### [SUPPLIED MATERIAL]
--- begin ---

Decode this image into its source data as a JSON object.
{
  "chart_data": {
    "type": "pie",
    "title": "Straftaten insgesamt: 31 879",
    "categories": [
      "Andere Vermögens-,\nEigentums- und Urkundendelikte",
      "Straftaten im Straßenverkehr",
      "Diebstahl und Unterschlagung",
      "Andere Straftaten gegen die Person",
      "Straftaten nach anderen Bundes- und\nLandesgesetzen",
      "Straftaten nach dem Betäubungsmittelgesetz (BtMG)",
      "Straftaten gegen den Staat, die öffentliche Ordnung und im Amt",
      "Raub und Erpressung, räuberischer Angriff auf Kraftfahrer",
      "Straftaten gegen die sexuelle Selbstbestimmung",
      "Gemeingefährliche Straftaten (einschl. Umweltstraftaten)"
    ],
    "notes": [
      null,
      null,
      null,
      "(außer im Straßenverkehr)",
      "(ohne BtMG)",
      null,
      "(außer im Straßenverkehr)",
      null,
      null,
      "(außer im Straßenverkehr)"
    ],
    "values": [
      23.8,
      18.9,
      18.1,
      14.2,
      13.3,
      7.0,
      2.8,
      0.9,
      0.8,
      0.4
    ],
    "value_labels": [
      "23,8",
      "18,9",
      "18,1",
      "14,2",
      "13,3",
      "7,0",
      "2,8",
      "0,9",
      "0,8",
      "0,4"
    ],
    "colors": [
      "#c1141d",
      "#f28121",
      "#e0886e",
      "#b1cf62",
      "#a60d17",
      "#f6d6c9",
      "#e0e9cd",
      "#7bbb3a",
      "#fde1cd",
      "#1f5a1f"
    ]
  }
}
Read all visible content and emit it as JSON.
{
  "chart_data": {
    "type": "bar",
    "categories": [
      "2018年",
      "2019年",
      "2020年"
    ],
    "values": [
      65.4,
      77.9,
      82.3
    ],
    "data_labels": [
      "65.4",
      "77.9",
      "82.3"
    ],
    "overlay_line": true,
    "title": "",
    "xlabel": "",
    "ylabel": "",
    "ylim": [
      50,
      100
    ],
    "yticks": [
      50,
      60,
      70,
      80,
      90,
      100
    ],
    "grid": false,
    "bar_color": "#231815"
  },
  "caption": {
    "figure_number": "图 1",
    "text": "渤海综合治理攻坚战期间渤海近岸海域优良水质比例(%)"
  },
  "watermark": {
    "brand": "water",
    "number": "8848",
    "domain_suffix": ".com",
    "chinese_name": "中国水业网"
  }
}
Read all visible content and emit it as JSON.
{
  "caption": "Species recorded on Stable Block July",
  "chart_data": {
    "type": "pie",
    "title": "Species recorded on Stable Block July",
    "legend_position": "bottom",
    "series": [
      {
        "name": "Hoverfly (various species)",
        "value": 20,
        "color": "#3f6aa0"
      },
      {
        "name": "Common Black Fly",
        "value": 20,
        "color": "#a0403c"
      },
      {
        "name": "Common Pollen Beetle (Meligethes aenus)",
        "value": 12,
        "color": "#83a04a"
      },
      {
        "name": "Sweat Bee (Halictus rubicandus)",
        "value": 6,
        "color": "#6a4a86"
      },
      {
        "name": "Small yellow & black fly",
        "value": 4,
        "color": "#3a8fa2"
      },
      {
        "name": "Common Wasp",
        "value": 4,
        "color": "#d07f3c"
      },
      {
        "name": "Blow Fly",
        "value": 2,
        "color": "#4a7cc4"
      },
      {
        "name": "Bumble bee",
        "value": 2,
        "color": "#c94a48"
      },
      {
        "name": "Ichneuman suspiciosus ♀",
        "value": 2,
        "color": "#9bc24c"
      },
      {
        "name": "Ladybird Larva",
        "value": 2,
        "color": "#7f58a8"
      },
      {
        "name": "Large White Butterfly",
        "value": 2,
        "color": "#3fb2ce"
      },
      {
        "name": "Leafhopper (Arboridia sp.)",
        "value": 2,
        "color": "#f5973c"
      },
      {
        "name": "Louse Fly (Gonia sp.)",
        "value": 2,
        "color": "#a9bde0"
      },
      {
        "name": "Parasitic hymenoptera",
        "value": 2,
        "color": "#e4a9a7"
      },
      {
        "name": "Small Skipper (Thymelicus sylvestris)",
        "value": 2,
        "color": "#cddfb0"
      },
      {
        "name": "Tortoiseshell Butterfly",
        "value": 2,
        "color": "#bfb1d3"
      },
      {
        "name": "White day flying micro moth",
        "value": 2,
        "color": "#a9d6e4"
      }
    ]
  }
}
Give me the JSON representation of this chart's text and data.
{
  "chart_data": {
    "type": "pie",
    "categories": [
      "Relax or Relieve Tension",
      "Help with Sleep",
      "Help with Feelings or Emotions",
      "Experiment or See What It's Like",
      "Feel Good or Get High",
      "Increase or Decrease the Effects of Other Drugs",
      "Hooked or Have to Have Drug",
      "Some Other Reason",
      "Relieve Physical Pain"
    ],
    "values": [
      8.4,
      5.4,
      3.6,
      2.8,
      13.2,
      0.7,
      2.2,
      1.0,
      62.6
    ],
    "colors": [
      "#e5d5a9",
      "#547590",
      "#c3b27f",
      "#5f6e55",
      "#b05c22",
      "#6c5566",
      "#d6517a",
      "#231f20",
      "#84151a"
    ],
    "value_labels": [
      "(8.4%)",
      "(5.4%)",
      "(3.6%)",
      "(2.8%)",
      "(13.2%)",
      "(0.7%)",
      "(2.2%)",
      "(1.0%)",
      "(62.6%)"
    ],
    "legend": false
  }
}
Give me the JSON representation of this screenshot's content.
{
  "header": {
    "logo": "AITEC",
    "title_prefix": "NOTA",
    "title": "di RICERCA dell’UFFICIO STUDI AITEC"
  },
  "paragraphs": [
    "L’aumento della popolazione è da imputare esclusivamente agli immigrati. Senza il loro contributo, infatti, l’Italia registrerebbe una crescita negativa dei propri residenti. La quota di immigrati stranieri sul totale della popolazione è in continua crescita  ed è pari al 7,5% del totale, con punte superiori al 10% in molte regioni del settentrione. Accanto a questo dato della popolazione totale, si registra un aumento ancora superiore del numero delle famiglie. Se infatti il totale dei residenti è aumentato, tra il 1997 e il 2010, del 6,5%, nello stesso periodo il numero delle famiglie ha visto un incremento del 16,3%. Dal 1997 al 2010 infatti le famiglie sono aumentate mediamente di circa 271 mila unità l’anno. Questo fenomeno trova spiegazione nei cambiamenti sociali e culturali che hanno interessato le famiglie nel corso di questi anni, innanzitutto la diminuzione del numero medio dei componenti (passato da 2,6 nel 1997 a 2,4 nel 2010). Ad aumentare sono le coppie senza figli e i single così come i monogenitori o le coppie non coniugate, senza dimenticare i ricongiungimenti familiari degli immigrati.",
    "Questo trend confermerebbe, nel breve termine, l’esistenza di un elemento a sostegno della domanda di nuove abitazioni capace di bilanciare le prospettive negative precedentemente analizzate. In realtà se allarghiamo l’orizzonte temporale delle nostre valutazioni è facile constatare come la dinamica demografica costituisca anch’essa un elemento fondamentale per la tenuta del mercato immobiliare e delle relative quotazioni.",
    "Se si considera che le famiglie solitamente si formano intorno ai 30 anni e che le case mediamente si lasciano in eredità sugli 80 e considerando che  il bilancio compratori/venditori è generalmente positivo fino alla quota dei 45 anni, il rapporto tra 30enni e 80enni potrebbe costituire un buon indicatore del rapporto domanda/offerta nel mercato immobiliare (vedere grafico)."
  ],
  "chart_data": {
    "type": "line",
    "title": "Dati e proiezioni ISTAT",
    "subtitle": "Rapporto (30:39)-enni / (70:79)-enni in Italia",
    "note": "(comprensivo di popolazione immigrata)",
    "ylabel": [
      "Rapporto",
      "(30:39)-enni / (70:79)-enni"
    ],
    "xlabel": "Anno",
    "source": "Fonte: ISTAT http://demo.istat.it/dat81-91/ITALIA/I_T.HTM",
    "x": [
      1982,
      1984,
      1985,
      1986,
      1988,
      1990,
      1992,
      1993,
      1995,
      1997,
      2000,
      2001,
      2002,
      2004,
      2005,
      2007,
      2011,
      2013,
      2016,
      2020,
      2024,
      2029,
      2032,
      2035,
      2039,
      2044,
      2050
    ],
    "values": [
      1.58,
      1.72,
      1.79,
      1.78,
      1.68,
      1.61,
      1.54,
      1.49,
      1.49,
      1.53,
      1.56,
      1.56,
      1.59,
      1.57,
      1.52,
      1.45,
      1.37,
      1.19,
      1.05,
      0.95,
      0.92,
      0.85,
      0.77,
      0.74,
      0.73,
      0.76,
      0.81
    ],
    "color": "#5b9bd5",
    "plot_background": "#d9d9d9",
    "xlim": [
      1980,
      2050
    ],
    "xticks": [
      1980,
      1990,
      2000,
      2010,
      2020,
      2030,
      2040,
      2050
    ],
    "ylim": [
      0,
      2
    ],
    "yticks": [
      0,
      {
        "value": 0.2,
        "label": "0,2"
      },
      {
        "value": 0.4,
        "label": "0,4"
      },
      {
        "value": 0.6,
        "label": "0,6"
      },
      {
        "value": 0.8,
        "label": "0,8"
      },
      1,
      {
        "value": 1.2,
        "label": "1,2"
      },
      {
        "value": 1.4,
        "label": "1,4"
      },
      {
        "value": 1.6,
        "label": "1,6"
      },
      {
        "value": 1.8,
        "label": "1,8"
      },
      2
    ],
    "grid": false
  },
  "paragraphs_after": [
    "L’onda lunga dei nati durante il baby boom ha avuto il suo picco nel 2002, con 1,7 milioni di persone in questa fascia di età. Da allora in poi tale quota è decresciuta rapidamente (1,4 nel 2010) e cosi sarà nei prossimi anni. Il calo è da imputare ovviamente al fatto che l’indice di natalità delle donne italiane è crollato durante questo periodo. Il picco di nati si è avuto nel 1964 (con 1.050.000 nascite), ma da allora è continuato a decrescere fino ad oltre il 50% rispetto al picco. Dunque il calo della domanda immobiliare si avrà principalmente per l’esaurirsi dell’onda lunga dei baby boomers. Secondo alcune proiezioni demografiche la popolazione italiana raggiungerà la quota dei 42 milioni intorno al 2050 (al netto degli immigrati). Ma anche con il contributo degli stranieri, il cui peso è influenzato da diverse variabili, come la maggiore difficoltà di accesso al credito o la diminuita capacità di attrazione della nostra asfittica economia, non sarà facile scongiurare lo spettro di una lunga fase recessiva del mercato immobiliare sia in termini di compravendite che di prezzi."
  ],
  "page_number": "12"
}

--- end ---

### [STATED PROBLEM]
Copy every line of the listing where the word "July" appears.

### [TASK RESPONSE]
  "caption": "Species recorded on Stable Block July",
    "title": "Species recorded on Stable Block July",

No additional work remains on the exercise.